▶ _Task description_
Output every entry exactly as written, skipping any pictures.

(Dataset rows about figures)
--

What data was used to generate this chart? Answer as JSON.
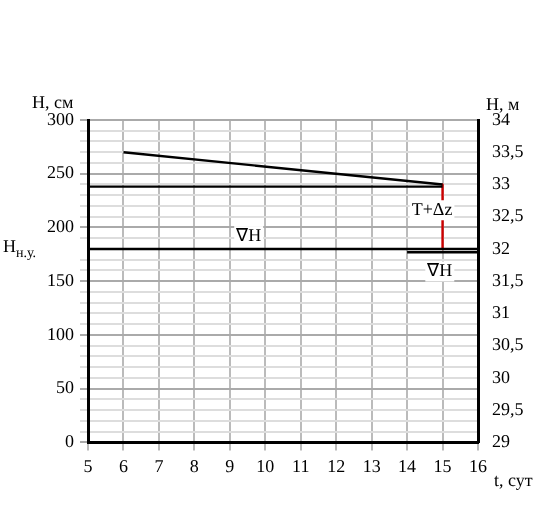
{
  "chart_data": {
    "type": "line",
    "xlabel": "t, сут",
    "ylabel": "H, см",
    "y2label": "H, м",
    "xlim": [
      5,
      16
    ],
    "xticks": [
      5,
      6,
      7,
      8,
      9,
      10,
      11,
      12,
      13,
      14,
      15,
      16
    ],
    "ylim": [
      0,
      300
    ],
    "yticks": [
      0,
      {
        "value": 10,
        "label": null
      },
      {
        "value": 20,
        "label": null
      },
      {
        "value": 30,
        "label": null
      },
      {
        "value": 40,
        "label": null
      },
      50,
      {
        "value": 60,
        "label": null
      },
      {
        "value": 70,
        "label": null
      },
      {
        "value": 80,
        "label": null
      },
      {
        "value": 90,
        "label": null
      },
      100,
      {
        "value": 110,
        "label": null
      },
      {
        "value": 120,
        "label": null
      },
      {
        "value": 130,
        "label": null
      },
      {
        "value": 140,
        "label": null
      },
      150,
      {
        "value": 160,
        "label": null
      },
      {
        "value": 170,
        "label": null
      },
      {
        "value": 190,
        "label": null
      },
      200,
      {
        "value": 210,
        "label": null
      },
      {
        "value": 220,
        "label": null
      },
      {
        "value": 230,
        "label": null
      },
      {
        "value": 240,
        "label": null
      },
      250,
      {
        "value": 260,
        "label": null
      },
      {
        "value": 270,
        "label": null
      },
      {
        "value": 280,
        "label": null
      },
      {
        "value": 290,
        "label": null
      },
      300
    ],
    "y2lim": [
      29,
      34
    ],
    "y2ticks": [
      29,
      {
        "value": 29.5,
        "label": "29,5"
      },
      30,
      {
        "value": 30.5,
        "label": "30,5"
      },
      31,
      {
        "value": 31.5,
        "label": "31,5"
      },
      32,
      {
        "value": 32.5,
        "label": "32,5"
      },
      33,
      {
        "value": 33.5,
        "label": "33,5"
      },
      34
    ],
    "grid": true,
    "legend": false,
    "marker": "none",
    "line_style": "solid",
    "series": [
      {
        "color": "#000000",
        "x": [
          6,
          15
        ],
        "values": [
          270,
          240
        ]
      },
      {
        "color": "#000000",
        "x": [
          5,
          15
        ],
        "values": [
          238,
          238
        ]
      },
      {
        "color": "#cc0000",
        "x": [
          15,
          15
        ],
        "values": [
          240,
          180
        ]
      },
      {
        "color": "#000000",
        "x": [
          14,
          16
        ],
        "values": [
          177,
          177
        ]
      }
    ],
    "ref_lines": [
      {
        "axis": "y",
        "value": 180,
        "label": "H$_{н.у.}$",
        "color": "#000000"
      }
    ],
    "annotations": [
      "∇H",
      "T+Δz",
      "∇H"
    ]
  }
}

--

▶ _Response to the task_
What data was used to generate this chart? Answer as JSON.
{
  "chart_data": {
    "type": "line",
    "xlabel": "t, сут",
    "ylabel": "H, см",
    "y2label": "H, м",
    "xlim": [
      5,
      16
    ],
    "xticks": [
      5,
      6,
      7,
      8,
      9,
      10,
      11,
      12,
      13,
      14,
      15,
      16
    ],
    "ylim": [
      0,
      300
    ],
    "yticks": [
      0,
      {
        "value": 10,
        "label": null
      },
      {
        "value": 20,
        "label": null
      },
      {
        "value": 30,
        "label": null
      },
      {
        "value": 40,
        "label": null
      },
      50,
      {
        "value": 60,
        "label": null
      },
      {
        "value": 70,
        "label": null
      },
      {
        "value": 80,
        "label": null
      },
      {
        "value": 90,
        "label": null
      },
      100,
      {
        "value": 110,
        "label": null
      },
      {
        "value": 120,
        "label": null
      },
      {
        "value": 130,
        "label": null
      },
      {
        "value": 140,
        "label": null
      },
      150,
      {
        "value": 160,
        "label": null
      },
      {
        "value": 170,
        "label": null
      },
      {
        "value": 190,
        "label": null
      },
      200,
      {
        "value": 210,
        "label": null
      },
      {
        "value": 220,
        "label": null
      },
      {
        "value": 230,
        "label": null
      },
      {
        "value": 240,
        "label": null
      },
      250,
      {
        "value": 260,
        "label": null
      },
      {
        "value": 270,
        "label": null
      },
      {
        "value": 280,
        "label": null
      },
      {
        "value": 290,
        "label": null
      },
      300
    ],
    "y2lim": [
      29,
      34
    ],
    "y2ticks": [
      29,
      {
        "value": 29.5,
        "label": "29,5"
      },
      30,
      {
        "value": 30.5,
        "label": "30,5"
      },
      31,
      {
        "value": 31.5,
        "label": "31,5"
      },
      32,
      {
        "value": 32.5,
        "label": "32,5"
      },
      33,
      {
        "value": 33.5,
        "label": "33,5"
      },
      34
    ],
    "grid": true,
    "legend": false,
    "marker": "none",
    "line_style": "solid",
    "series": [
      {
        "color": "#000000",
        "x": [
          6,
          15
        ],
        "values": [
          270,
          240
        ]
      },
      {
        "color": "#000000",
        "x": [
          5,
          15
        ],
        "values": [
          238,
          238
        ]
      },
      {
        "color": "#cc0000",
        "x": [
          15,
          15
        ],
        "values": [
          240,
          180
        ]
      },
      {
        "color": "#000000",
        "x": [
          14,
          16
        ],
        "values": [
          177,
          177
        ]
      }
    ],
    "ref_lines": [
      {
        "axis": "y",
        "value": 180,
        "label": "H$_{н.у.}$",
        "color": "#000000"
      }
    ],
    "annotations": [
      "∇H",
      "T+Δz",
      "∇H"
    ]
  }
}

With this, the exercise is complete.